On 31 August 2005, the court entered an order suspending visitation and finding that respondent had not submitted to drug tests as previously ordered. Respondent testified that he "had no good excuse" for not taking the required drug tests.
*429On 17 May 2006, respondent sought to reinstate visitation with H.D. through a motion in the cause, on grounds that he had complied with the court's 31 August 2005 order. Respondent complied with the order in that he had submitted to a hair follicle drug test, but the results of the test were positive for marijuana metabolites. On 21 June 2005, the court entered an order denying respondent visitation. After the court's order on 21 June 2005, respondent made "no effort to comply with the ordered drug tests."
In February 2006, the court entered an order finding that H.D. had been placed with James R. and Crystal Helms for more than one year and that placement was stable. The trial court found that father violated the March 2005 order by failing to take required drug tests, by interfering with the Helms' peace and quiet through unwarranted "inquiries regarding [H.D.] in an uncooperative, confrontational, and belligerent manner[,]" by refusing to stop using marijuana, and by displaying hostility toward DSS, the foster parents, and the Helms throughout the previous three years.
On 4 April 2006, James R. and Crystal Helms filed a petition in a separate action pursuant to N.C. Gen.Stat. § 7B-1103(a)(2), to terminate respondent and mother's parental rights.

....

Reproduce the stretch of the court excerpt from "On 4 April 2006, James" through "mother's parental rights." word for word. The rows that come next are separate material with no tie to the court excerpt.

....

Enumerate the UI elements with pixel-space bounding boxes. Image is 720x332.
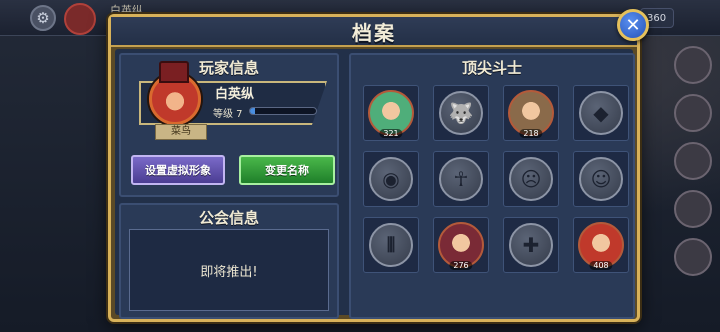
level-progress-bar <box>249 107 317 115</box>
wolf-icon: 🐺 <box>439 91 483 135</box>
fighter-slot[interactable]: ⦀ <box>363 217 419 273</box>
close-button[interactable]: ✕ <box>617 9 649 41</box>
fighter-level: 218 <box>519 129 543 138</box>
settings-gear-icon[interactable]: ⚙ <box>30 5 56 31</box>
fighter-level: 321 <box>379 129 403 138</box>
fighter-slot[interactable]: ◉ <box>363 151 419 207</box>
level-progress-fill <box>250 108 256 114</box>
bg-fighter-icon-4[interactable] <box>674 190 712 228</box>
level-label: 等级 7 <box>213 109 243 120</box>
rank-tag: 菜鸟 <box>155 124 207 140</box>
fighter-level: 276 <box>449 261 473 270</box>
top-fighters-panel: 顶尖斗士 321 🐺 218 ◆ ◉ ☥ ☹ ☺ ⦀ 276 ✚ 408 <box>349 53 635 319</box>
bars-icon: ⦀ <box>369 223 413 267</box>
frown-icon: ☹ <box>509 157 553 201</box>
player-name: 白英纵 <box>215 87 255 102</box>
fighter-grid: 321 🐺 218 ◆ ◉ ☥ ☹ ☺ ⦀ 276 ✚ 408 <box>363 85 629 273</box>
modal-title: 档案 <box>352 20 396 45</box>
background-avatar[interactable] <box>64 3 96 35</box>
fighter-slot[interactable]: 276 <box>433 217 489 273</box>
profile-modal: 档案 ✕ 玩家信息 白英纵 等级 7 菜鸟 设置虚拟形象 变更名称 公会信息 即… <box>108 9 649 322</box>
diamond-icon: ◆ <box>579 91 623 135</box>
guild-coming-soon: 即将推出! <box>129 229 329 311</box>
cross-icon: ✚ <box>509 223 553 267</box>
ankh-icon: ☥ <box>439 157 483 201</box>
fighter-level: 408 <box>589 261 613 270</box>
fighter-slot[interactable]: 321 <box>363 85 419 141</box>
grin-icon: ☺ <box>579 157 623 201</box>
background-right-icons <box>674 46 714 286</box>
emblem-icon: ◉ <box>369 157 413 201</box>
player-info-panel: 玩家信息 白英纵 等级 7 菜鸟 设置虚拟形象 变更名称 <box>119 53 339 197</box>
modal-body: 玩家信息 白英纵 等级 7 菜鸟 设置虚拟形象 变更名称 公会信息 即将推出! … <box>115 49 635 319</box>
guild-info-panel: 公会信息 即将推出! <box>119 203 339 319</box>
bg-fighter-icon-3[interactable] <box>674 142 712 180</box>
bg-fighter-icon-1[interactable] <box>674 46 712 84</box>
guild-info-title: 公会信息 <box>198 209 259 227</box>
modal-header: 档案 <box>111 17 637 47</box>
fighter-slot[interactable]: 218 <box>503 85 559 141</box>
fighter-slot[interactable]: ☹ <box>503 151 559 207</box>
fighter-slot[interactable]: ◆ <box>573 85 629 141</box>
rename-button[interactable]: 变更名称 <box>239 155 335 185</box>
fighter-slot[interactable]: 408 <box>573 217 629 273</box>
avatar-hat-icon <box>159 61 189 83</box>
fighter-slot[interactable]: 🐺 <box>433 85 489 141</box>
top-fighters-title: 顶尖斗士 <box>461 59 522 77</box>
fighter-slot[interactable]: ☺ <box>573 151 629 207</box>
fighter-slot[interactable]: ✚ <box>503 217 559 273</box>
bg-fighter-icon-5[interactable] <box>674 238 712 276</box>
fighter-slot[interactable]: ☥ <box>433 151 489 207</box>
set-avatar-button[interactable]: 设置虚拟形象 <box>131 155 225 185</box>
player-info-title: 玩家信息 <box>198 59 259 77</box>
bg-fighter-icon-2[interactable] <box>674 94 712 132</box>
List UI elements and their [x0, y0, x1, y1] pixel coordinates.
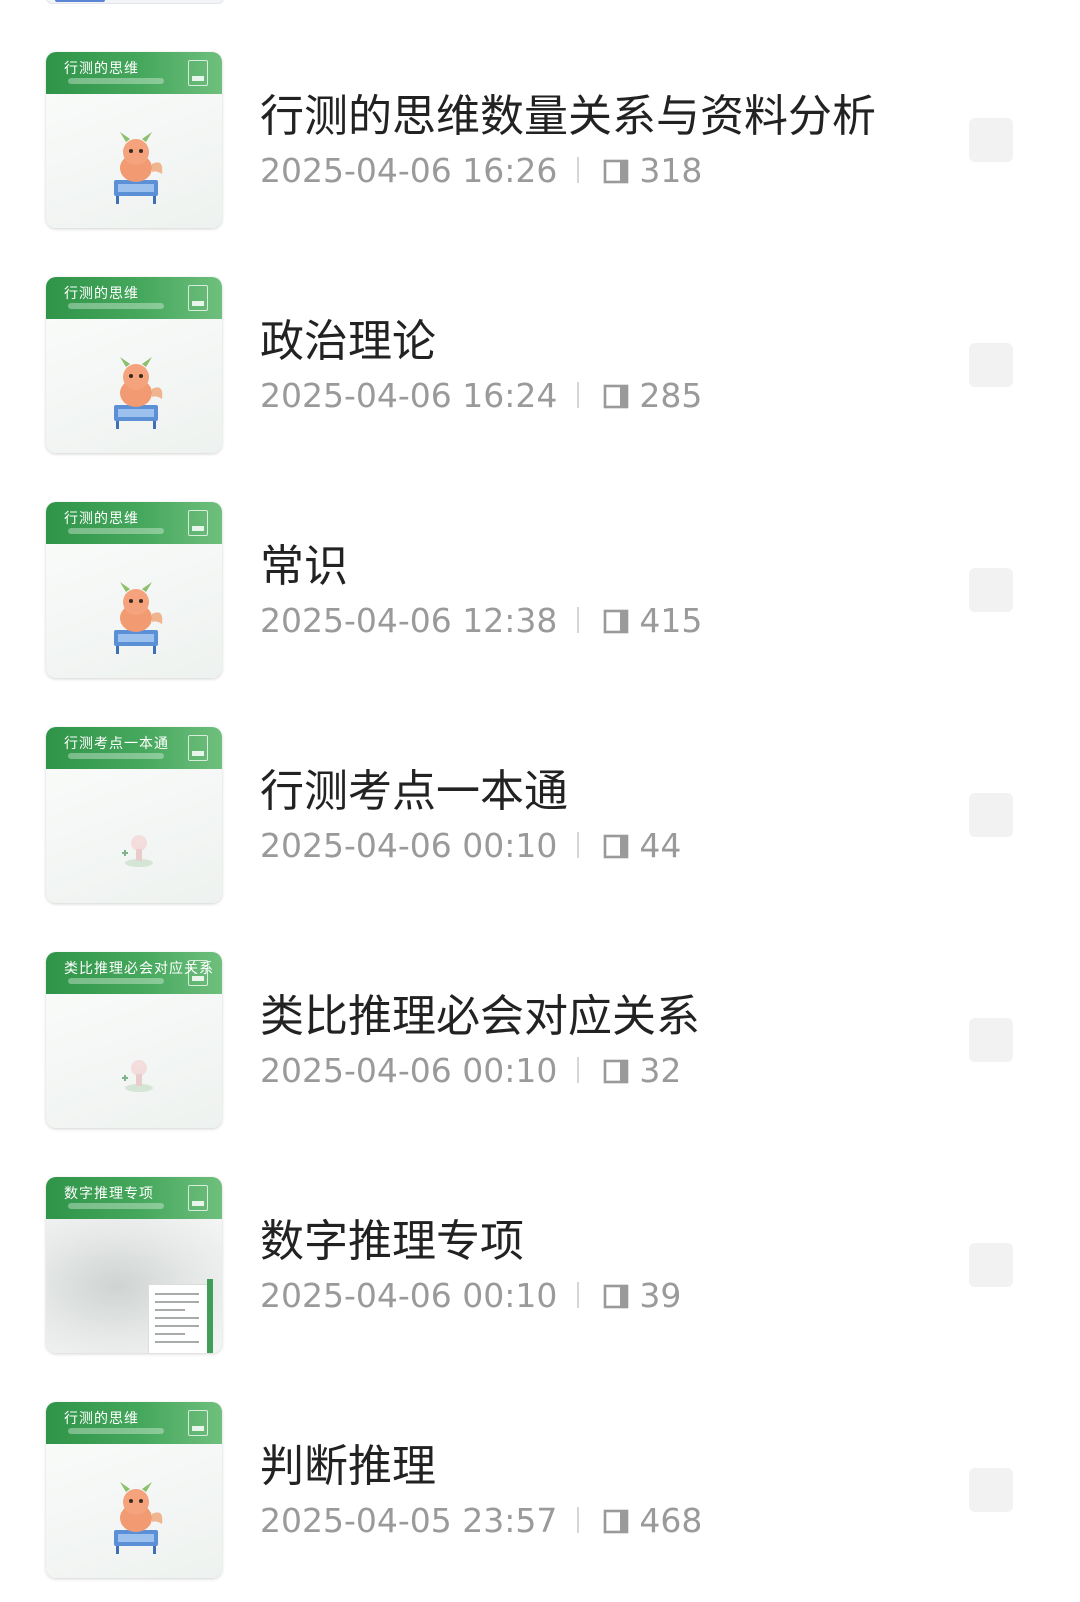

....

**OUTPUT:**
On 4 April 2006, James R. and Crystal Helms filed a petition in a separate action pursuant to N.C. Gen.Stat. § 7B-1103(a)(2), to terminate respondent and mother's parental rights.